**Job 1:** In the blog post below about the horse Orion, which part of his body was swollen by the time the writer arrived that evening?
**Job 2:** Sum up the blog post below about the horse Orion in two sentences.
**Job 3:** From the blog post below about the horse Orion, quote everything from "Throwing in the" down to "has) last night.".

**Page excerpt:**
▬▬▬▬▬▬▬▬▬▬

Wednesday, July 13, 2011

Throwing in the towel

Welp, no endurance race for me. 

Orion has been half-assed gimping at random times for the past couple rides.  Last night it came to a head.  We did 12 miles (which he excelled at despite it all) and he was tripping all over the place at the end.  I called Sonya and Angie and we free lunged him when I returned.  I value their opinions a lot and wanted to see what they thought.  He was tired, stiff, tied up in the back end, and really sore seeming.  We bathed him to cool him, then bathed him with linament to cool and ease his muscles even more.  Fed him a bunch of grain/electrolytes/mineral supplement and he still was dragging.  I left him with Sonya's horse (his favorite girlfriend of the 5 he has) last night. 

I realized as we were finishing the ride last night that I would probably have to make a decision as to whether or not to do the race.  Ultimately I would have to decide what would be best for Orion.

This morning Sonya updated me that he was lame on his front left and really sore all over.  Not looking good.  By the time I arrived out there this evening his front legs were really swollen from the knees down.  Suzanne came over tonight, too.  Between Angie, Sonya, and Suzanne I've got a lot of really good opinions and amazing guidance on this whole issue.  I hosed him off to ease the swelling, rubbed on more linament and then hopped on him bareback, legging capris, and bare feet to ride about 2 miles at a walk to help him move and get the swelling down some more.  It came down, but he still had a slight gimp in the front.

▬▬▬▬▬▬▬▬▬▬

**Entries provided:**
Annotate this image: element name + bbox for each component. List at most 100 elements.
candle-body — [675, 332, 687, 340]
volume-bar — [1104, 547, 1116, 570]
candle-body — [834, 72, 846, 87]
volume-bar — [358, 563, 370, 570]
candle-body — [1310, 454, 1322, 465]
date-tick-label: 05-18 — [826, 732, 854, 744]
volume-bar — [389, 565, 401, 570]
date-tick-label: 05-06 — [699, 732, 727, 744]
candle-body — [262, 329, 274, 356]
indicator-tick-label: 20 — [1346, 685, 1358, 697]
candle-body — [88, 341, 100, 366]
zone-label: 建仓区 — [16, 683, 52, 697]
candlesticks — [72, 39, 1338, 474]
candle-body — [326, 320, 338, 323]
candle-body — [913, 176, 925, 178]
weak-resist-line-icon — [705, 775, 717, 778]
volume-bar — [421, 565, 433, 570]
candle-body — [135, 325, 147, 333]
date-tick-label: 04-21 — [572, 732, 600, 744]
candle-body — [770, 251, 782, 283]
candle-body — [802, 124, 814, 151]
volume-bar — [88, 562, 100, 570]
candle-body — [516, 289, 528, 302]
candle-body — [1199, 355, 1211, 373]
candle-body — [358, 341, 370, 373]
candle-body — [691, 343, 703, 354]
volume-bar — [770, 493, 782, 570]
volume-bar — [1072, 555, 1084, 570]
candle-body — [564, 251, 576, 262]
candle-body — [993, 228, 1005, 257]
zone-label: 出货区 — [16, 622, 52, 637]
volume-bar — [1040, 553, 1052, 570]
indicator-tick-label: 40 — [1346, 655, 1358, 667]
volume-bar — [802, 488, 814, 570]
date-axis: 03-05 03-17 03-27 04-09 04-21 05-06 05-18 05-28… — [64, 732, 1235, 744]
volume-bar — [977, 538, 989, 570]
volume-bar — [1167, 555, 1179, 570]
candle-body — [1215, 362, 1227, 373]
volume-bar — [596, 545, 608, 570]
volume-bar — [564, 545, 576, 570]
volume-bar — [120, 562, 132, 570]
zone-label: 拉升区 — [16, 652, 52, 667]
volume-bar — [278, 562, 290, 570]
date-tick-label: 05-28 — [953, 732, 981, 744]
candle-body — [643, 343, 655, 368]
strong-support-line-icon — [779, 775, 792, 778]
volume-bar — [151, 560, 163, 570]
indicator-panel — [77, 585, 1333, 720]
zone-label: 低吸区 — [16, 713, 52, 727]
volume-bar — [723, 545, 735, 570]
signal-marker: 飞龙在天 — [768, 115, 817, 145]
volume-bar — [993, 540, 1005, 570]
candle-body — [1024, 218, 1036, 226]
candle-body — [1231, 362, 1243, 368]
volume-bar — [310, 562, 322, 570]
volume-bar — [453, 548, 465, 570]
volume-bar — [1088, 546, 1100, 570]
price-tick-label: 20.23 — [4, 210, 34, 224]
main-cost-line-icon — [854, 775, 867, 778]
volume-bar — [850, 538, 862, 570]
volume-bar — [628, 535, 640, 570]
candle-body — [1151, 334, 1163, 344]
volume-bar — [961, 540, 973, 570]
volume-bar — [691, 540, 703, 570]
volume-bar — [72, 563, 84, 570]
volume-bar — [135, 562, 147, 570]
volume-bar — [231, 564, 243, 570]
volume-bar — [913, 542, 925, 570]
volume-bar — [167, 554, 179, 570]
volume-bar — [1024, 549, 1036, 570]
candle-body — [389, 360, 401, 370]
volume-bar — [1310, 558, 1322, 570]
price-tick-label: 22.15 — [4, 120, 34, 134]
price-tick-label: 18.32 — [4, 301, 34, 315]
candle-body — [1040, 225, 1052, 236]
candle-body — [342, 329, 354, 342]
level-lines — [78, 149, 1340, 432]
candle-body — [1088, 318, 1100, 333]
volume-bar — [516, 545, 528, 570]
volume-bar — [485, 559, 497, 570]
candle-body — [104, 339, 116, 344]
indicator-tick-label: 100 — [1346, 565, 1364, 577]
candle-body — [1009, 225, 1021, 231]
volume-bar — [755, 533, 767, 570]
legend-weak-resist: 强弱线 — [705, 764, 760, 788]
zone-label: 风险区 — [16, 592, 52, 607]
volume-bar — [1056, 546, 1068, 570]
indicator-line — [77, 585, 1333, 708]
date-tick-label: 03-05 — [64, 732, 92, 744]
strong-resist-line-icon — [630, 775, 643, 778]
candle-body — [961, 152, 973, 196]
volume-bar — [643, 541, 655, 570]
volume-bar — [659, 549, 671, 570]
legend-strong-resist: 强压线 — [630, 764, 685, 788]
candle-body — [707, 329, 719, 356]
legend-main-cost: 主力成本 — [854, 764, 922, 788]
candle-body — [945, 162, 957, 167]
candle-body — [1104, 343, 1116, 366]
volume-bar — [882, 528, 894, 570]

▬▬▬▬▬▬▬▬▬▬

**Problem solution 1:** His front legs were swollen from the knees down.

**Problem solution 2:** The writer is giving up on an endurance race because Orion, who had been limping off and on, was tired, stiff and sore after a 12-mile ride. The next day he was lame on his front left and swollen in the front legs, and even after hosing, liniment and an easy bareback walk he still limped slightly in front.

**Problem solution 3:**
Throwing in the towel

Welp, no endurance race for me. 

Orion has been half-assed gimping at random times for the past couple rides.  Last night it came to a head.  We did 12 miles (which he excelled at despite it all) and he was tripping all over the place at the end.  I called Sonya and Angie and we free lunged him when I returned.  I value their opinions a lot and wanted to see what they thought.  He was tired, stiff, tied up in the back end, and really sore seeming.  We bathed him to cool him, then bathed him with linament to cool and ease his muscles even more.  Fed him a bunch of grain/electrolytes/mineral supplement and he still was dragging.  I left him with Sonya's horse (his favorite girlfriend of the 5 he has) last night.